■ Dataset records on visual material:
---*---

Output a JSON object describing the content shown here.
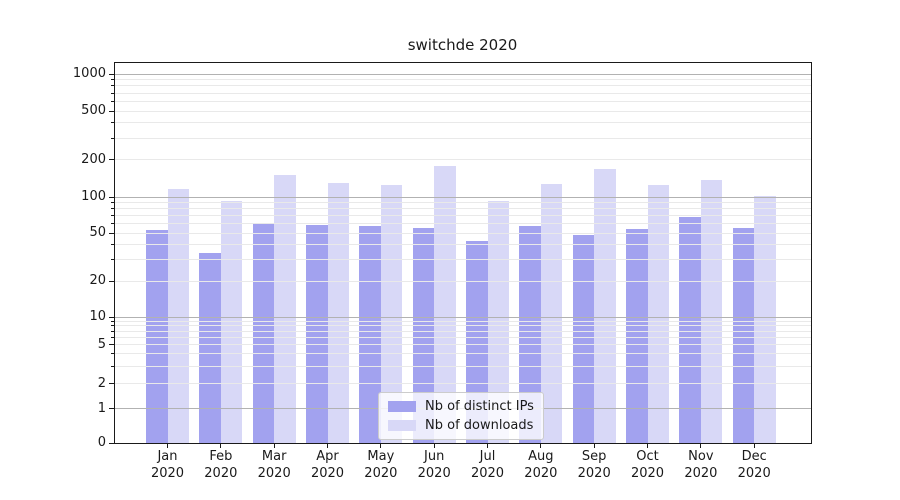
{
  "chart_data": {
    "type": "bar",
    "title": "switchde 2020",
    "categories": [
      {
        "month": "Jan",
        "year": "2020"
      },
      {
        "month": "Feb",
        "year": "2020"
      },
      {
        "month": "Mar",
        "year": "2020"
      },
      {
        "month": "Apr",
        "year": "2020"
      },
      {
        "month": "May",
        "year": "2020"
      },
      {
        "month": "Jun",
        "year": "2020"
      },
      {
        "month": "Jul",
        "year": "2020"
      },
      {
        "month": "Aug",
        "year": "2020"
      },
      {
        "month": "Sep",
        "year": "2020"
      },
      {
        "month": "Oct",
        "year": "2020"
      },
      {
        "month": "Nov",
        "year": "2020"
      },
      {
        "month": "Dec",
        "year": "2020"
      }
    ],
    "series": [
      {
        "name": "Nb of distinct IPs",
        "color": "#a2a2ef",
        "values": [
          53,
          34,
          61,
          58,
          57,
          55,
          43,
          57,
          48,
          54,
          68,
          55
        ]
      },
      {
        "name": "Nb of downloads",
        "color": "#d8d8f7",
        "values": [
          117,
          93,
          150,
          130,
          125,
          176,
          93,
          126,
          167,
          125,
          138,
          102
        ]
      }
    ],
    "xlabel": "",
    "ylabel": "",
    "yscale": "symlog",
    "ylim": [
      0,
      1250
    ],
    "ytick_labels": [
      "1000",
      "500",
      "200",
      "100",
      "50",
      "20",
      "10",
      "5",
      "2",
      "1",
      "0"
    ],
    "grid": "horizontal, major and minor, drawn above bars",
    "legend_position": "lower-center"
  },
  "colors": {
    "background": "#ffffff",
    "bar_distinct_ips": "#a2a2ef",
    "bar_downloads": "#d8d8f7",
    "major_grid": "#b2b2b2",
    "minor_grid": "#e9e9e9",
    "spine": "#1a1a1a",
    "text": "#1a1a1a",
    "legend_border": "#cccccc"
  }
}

---*---

■ GIVEN TASK: Transcribe all the data word for word; the images stay out.

■ EXERCISE SOLUTION:
Output a JSON object describing the content shown here.
{
  "chart_data": {
    "type": "bar",
    "title": "switchde 2020",
    "categories": [
      {
        "month": "Jan",
        "year": "2020"
      },
      {
        "month": "Feb",
        "year": "2020"
      },
      {
        "month": "Mar",
        "year": "2020"
      },
      {
        "month": "Apr",
        "year": "2020"
      },
      {
        "month": "May",
        "year": "2020"
      },
      {
        "month": "Jun",
        "year": "2020"
      },
      {
        "month": "Jul",
        "year": "2020"
      },
      {
        "month": "Aug",
        "year": "2020"
      },
      {
        "month": "Sep",
        "year": "2020"
      },
      {
        "month": "Oct",
        "year": "2020"
      },
      {
        "month": "Nov",
        "year": "2020"
      },
      {
        "month": "Dec",
        "year": "2020"
      }
    ],
    "series": [
      {
        "name": "Nb of distinct IPs",
        "color": "#a2a2ef",
        "values": [
          53,
          34,
          61,
          58,
          57,
          55,
          43,
          57,
          48,
          54,
          68,
          55
        ]
      },
      {
        "name": "Nb of downloads",
        "color": "#d8d8f7",
        "values": [
          117,
          93,
          150,
          130,
          125,
          176,
          93,
          126,
          167,
          125,
          138,
          102
        ]
      }
    ],
    "xlabel": "",
    "ylabel": "",
    "yscale": "symlog",
    "ylim": [
      0,
      1250
    ],
    "ytick_labels": [
      "1000",
      "500",
      "200",
      "100",
      "50",
      "20",
      "10",
      "5",
      "2",
      "1",
      "0"
    ],
    "grid": "horizontal, major and minor, drawn above bars",
    "legend_position": "lower-center"
  },
  "colors": {
    "background": "#ffffff",
    "bar_distinct_ips": "#a2a2ef",
    "bar_downloads": "#d8d8f7",
    "major_grid": "#b2b2b2",
    "minor_grid": "#e9e9e9",
    "spine": "#1a1a1a",
    "text": "#1a1a1a",
    "legend_border": "#cccccc"
  }
}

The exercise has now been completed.